Brief: All lines in the material with the string "from" should be listed.

Data supplied:
┌────────
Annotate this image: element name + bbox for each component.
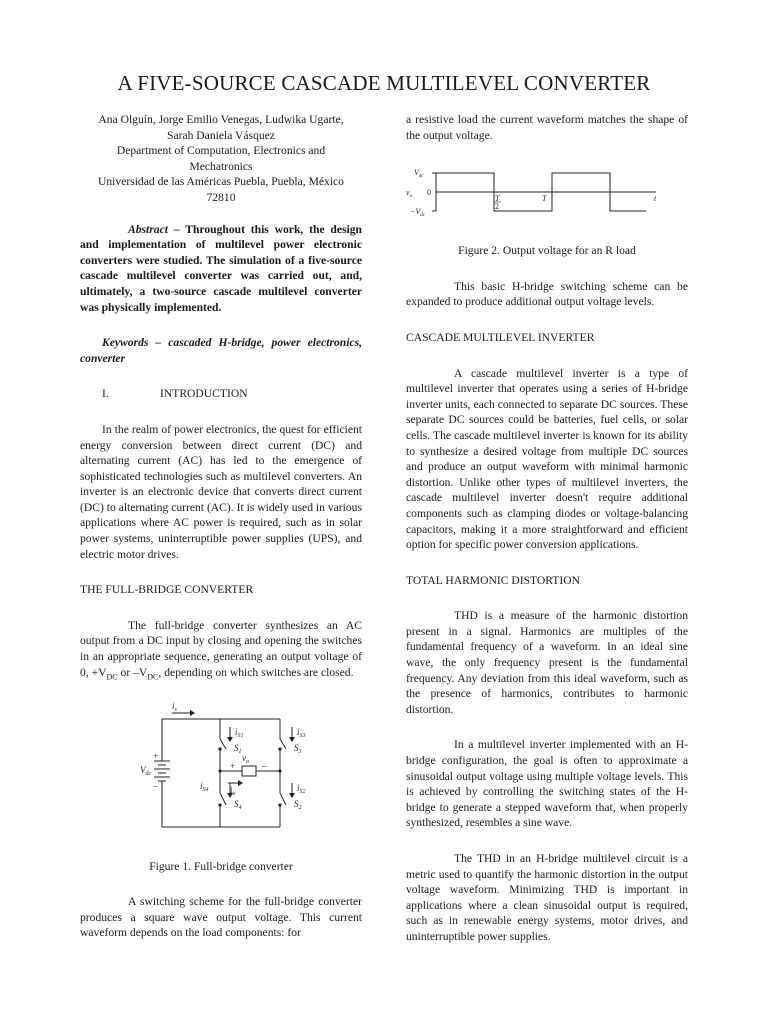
- zero-label: 0: [427, 188, 431, 198]
- half-period-denominator: 2: [495, 202, 499, 212]
- period-label: T: [542, 194, 547, 204]
- dc-source-label: $V_{dc}$: [140, 764, 152, 777]
- output-current-label: $i_o$: [230, 784, 236, 797]
- section-heading-cascade: CASCADE MULTILEVEL INVERTER: [406, 330, 595, 344]
- right-column: [406, 112, 688, 945]
- author-block: [80, 112, 362, 206]
- vo-axis-label: $v_o$: [406, 188, 413, 200]
- resistive-load-paragraph: a resistive load the current waveform matches the shape of the output voltage.: [406, 113, 688, 142]
- section-heading-full-bridge: THE FULL-BRIDGE CONVERTER: [80, 583, 254, 597]
- switch-label-s3: $S_3$: [294, 742, 302, 755]
- section-number: I.: [102, 387, 109, 401]
- switch-label-s2: $S_2$: [294, 798, 302, 811]
- affiliation-line: 72810: [206, 190, 236, 204]
- half-period-label: T: [495, 194, 500, 204]
- neg-vdc-level-label: $-V_{dc}$: [410, 207, 426, 219]
- keywords: Keywords – cascaded H-bridge, power electronics, converter: [80, 336, 362, 365]
- left-column: [80, 112, 362, 941]
- source-current-label: $i_s$: [172, 700, 177, 713]
- cascade-paragraph: A cascade multilevel inverter is a type of multilevel inverter that operates using a series of H-bridge inverter units, each connected to separate DC sources. These separate DC sources could be batteries, fuel cells, or solar cells. The cascade multilevel inverter is known for its ability to synthesize a desired voltage from multiple DC sources and produce an output waveform with minimal harmonic distortion. Unlike other types of multilevel inverters, the cascade multilevel inverter doesn't require additional components such as clamping diodes or voltage-balancing capacitors, making it a more straightforward and efficient option for specific power conversion applications.: [406, 366, 688, 552]
- svg-text:–: –: [262, 760, 267, 771]
- author-line: Sarah Daniela Vásquez: [167, 128, 275, 142]
- full-bridge-circuit-diagram: [80, 699, 362, 847]
- switch-current-label: $i_{S1}$: [235, 726, 244, 739]
- abstract-label: Abstract: [128, 222, 168, 236]
- section-heading-thd: TOTAL HARMONIC DISTORTION: [406, 573, 580, 587]
- output-voltage-label: $v_o$: [242, 752, 249, 765]
- thd-paragraph-2: In a multilevel inverter implemented with an H-bridge configuration, the goal is often to approximate a sinusoidal output voltage using multiple voltage levels. This is achieved by controlling the switching states of the H-bridge to generate a stepped waveform that, when properly synthesized, resembles a sine wave.: [406, 738, 688, 830]
- figure-2: [406, 161, 688, 223]
- thd-paragraph-3: The THD in an H-bridge multilevel circuit is a metric used to quantify the harmonic distortion in the output voltage waveform. Minimizing THD is important in applications where a clean sinusoidal output is required, such as in renewable energy systems, motor drives, and uninterruptible power supplies.: [406, 852, 688, 943]
- author-line: Ana Olguín, Jorge Emilio Venegas, Ludwika Ugarte,: [98, 113, 344, 126]
- vdc-level-label: $V_{dc}$: [414, 168, 424, 180]
- switch-current-label: $i_{S2}$: [297, 782, 306, 795]
- switch-current-label: $i_{S3}$: [297, 726, 306, 739]
- svg-text:–: –: [153, 780, 158, 791]
- square-wave-plot: [406, 161, 688, 223]
- section-heading-introduction: I. INTRODUCTION: [80, 386, 362, 402]
- switch-label-s1: $S_1$: [234, 742, 242, 755]
- affiliation-line: Universidad de las Américas Puebla, Puebla, México: [98, 175, 344, 189]
- affiliation-line: Department of Computation, Electronics and: [116, 144, 326, 158]
- paper-title: A FIVE-SOURCE CASCADE MULTILEVEL CONVERTER: [117, 71, 651, 95]
- figure-2-caption: Figure 2. Output voltage for an R load: [458, 244, 636, 258]
- hbridge-paragraph: This basic H-bridge switching scheme can be expanded to produce additional output voltage levels.: [406, 279, 688, 309]
- figure-1: [80, 699, 362, 847]
- switching-scheme-paragraph: A switching scheme for the full-bridge converter produces a square wave output voltage. This current waveform depends on the load components: for: [80, 895, 362, 940]
- full-bridge-paragraph: The full-bridge converter synthesizes an AC output from a DC input by closing and opening the switches in an appropriate sequence, generating an output voltage of 0, $+V_{DC}$ or $-V_{DC}$, depending on which switches are closed.: [80, 618, 362, 681]
- abstract-text: Throughout this work, the design and implementation of multilevel power electronic converters were studied. The simulation of a five-source cascade multilevel converter was carried out, and, ultimately, a two-source cascade multilevel converter was physically implemented.: [80, 222, 362, 314]
- switch-current-label: $i_{S4}$: [200, 780, 209, 793]
- svg-text:+: +: [153, 750, 159, 761]
- switch-label-s4: $S_4$: [234, 798, 242, 811]
- svg-text:+: +: [230, 760, 236, 771]
- thd-paragraph-1: THD is a measure of the harmonic distortion present in a signal. Harmonics are multiples of the fundamental frequency of a waveform. In an ideal sine wave, the only frequency present is the fundamental frequency. Any deviation from this ideal waveform, such as the presence of harmonics, contributes to harmonic distortion.: [406, 609, 688, 716]
- intro-paragraph: In the realm of power electronics, the quest for efficient energy conversion between direct current (DC) and alternating current (AC) has led to the emergence of sophisticated technologies such as multilevel converters. An inverter is an electronic device that converts direct current (DC) to alternating current (AC). It is widely used in various applications where AC power is required, such as in solar power systems, uninterruptible power supplies (UPS), and electric motor drives.: [80, 422, 362, 561]
- abstract: Abstract – Throughout this work, the design and implementation of multilevel power electronic converters were studied. The simulation of a five-source cascade multilevel converter was carried out, and, ultimately, a two-source cascade multilevel converter was physically implemented.: [80, 222, 362, 314]
- figure-1-caption: Figure 1. Full-bridge converter: [149, 859, 293, 873]
- time-axis-label: t: [654, 194, 657, 204]
- affiliation-line: Mechatronics: [189, 159, 253, 173]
└────────
Response below:
- cascade-paragraph: A cascade multilevel inverter is a type of multilevel inverter that operates using a series of H-bridge inverter units, each connected to separate DC sources. These separate DC sources could be batteries, fuel cells, or solar cells. The cascade multilevel inverter is known for its ability to synthesize a desired voltage from multiple DC sources and produce an output waveform with minimal harmonic distortion. Unlike other types of multilevel inverters, the cascade multilevel inverter doesn't require additional components such as clamping diodes or voltage-balancing capacitors, making it a more straightforward and efficient option for specific power conversion applications.: [406, 366, 688, 552]
- full-bridge-paragraph: The full-bridge converter synthesizes an AC output from a DC input by closing and opening the switches in an appropriate sequence, generating an output voltage of 0, $+V_{DC}$ or $-V_{DC}$, depending on which switches are closed.: [80, 618, 362, 681]
- thd-paragraph-1: THD is a measure of the harmonic distortion present in a signal. Harmonics are multiples of the fundamental frequency of a waveform. In an ideal sine wave, the only frequency present is the fundamental frequency. Any deviation from this ideal waveform, such as the presence of harmonics, contributes to harmonic distortion.: [406, 609, 688, 716]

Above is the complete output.